Excerpts from a figure dataset
***

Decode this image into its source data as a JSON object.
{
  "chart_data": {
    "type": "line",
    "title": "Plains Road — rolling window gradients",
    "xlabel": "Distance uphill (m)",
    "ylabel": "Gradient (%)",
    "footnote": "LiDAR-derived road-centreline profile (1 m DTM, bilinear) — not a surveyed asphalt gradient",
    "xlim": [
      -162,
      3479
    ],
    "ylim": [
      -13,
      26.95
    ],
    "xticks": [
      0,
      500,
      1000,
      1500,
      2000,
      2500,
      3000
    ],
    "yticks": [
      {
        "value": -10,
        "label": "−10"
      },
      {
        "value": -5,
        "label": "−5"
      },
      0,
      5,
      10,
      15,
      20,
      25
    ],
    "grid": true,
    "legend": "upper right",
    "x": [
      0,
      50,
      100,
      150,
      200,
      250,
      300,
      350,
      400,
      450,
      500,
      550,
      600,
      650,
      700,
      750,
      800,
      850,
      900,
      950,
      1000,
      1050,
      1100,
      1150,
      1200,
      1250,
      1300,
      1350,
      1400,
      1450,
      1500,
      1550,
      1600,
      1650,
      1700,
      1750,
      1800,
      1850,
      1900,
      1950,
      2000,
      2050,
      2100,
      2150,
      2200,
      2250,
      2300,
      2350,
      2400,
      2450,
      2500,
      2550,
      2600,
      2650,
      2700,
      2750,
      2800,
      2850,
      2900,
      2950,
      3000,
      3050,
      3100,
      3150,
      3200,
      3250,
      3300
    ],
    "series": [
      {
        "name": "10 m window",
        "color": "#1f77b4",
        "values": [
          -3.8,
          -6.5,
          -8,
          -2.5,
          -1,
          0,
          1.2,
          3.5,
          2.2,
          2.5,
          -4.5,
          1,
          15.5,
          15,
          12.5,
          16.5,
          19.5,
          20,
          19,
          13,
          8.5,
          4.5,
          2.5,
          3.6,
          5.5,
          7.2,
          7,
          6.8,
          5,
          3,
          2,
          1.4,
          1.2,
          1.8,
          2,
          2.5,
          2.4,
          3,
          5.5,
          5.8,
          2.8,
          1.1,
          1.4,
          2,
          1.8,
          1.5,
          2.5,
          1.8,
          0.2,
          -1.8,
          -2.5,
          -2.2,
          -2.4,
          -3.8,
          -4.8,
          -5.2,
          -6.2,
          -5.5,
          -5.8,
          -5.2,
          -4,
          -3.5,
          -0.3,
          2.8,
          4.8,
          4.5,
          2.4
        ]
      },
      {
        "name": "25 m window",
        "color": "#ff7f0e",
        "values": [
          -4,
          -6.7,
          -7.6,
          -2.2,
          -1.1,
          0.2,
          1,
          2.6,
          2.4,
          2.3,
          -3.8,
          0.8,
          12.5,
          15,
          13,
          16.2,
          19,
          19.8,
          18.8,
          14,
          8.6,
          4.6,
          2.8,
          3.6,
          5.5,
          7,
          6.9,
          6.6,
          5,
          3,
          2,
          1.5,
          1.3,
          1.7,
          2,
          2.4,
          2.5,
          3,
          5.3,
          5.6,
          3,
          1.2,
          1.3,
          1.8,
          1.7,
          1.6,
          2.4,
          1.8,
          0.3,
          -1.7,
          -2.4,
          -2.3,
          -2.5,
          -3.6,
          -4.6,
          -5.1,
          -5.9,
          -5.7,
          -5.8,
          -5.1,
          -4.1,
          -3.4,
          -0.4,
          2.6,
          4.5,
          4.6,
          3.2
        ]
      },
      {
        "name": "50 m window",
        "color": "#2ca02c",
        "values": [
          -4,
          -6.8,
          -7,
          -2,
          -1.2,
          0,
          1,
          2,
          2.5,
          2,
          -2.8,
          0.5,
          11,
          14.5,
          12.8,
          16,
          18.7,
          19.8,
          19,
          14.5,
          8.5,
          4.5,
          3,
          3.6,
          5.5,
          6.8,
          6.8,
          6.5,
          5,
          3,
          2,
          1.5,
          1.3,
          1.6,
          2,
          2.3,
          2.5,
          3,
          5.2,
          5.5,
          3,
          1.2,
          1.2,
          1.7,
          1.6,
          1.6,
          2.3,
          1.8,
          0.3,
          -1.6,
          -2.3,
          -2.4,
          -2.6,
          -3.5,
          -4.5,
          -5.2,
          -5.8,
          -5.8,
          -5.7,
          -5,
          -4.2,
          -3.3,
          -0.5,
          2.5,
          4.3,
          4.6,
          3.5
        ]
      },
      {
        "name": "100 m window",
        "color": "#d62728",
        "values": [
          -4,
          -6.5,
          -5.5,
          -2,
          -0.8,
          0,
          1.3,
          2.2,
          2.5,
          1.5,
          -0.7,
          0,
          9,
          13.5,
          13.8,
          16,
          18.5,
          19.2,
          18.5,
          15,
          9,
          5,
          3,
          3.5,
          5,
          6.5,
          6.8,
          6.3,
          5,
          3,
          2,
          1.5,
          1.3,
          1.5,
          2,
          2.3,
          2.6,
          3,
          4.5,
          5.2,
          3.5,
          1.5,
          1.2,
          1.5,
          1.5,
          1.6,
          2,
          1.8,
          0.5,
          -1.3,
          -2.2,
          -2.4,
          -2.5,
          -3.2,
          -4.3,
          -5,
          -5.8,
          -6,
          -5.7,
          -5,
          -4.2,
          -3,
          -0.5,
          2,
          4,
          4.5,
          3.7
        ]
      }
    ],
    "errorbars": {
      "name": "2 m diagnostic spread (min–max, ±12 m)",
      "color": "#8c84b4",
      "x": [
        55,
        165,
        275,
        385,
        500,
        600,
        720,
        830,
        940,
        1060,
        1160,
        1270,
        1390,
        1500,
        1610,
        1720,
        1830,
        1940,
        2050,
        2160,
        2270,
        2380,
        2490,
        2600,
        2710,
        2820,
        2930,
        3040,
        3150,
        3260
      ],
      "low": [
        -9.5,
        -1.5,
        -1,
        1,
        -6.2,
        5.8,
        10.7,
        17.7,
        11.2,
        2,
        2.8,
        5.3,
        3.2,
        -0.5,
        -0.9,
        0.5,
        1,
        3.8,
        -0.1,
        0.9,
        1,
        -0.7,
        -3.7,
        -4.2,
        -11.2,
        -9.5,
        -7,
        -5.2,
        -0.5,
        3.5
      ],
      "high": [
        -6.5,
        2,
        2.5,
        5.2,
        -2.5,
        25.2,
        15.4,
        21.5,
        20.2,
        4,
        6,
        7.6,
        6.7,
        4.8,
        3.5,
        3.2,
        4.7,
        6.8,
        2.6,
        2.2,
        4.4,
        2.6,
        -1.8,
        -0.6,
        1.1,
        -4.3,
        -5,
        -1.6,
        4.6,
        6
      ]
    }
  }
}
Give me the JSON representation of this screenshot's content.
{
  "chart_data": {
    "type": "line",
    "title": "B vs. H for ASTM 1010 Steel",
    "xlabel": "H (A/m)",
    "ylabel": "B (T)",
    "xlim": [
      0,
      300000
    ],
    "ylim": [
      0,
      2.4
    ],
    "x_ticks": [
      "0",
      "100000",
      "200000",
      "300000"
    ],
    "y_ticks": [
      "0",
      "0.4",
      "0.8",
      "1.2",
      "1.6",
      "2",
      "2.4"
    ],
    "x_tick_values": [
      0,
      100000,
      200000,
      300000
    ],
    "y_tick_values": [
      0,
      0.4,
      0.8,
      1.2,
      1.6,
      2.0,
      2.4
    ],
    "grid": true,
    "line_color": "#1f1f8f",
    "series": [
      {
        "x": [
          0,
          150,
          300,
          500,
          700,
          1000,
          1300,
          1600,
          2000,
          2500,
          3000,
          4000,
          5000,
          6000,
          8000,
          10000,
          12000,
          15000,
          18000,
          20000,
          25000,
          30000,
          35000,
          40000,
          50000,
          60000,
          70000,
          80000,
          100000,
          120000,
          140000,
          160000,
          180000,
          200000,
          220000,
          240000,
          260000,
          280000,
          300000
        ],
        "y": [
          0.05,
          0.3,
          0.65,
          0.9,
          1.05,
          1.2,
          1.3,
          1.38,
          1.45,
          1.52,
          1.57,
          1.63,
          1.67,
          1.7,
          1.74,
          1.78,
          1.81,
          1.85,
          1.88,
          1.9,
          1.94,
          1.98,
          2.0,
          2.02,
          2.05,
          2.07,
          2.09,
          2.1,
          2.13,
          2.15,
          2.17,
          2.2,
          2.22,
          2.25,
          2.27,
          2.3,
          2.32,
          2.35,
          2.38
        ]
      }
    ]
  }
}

***

__STATED EXERCISE__.
What is the number of lines in the records that contain the word "window"? Answer with the number and nothing else.

__THE REPLY__.
5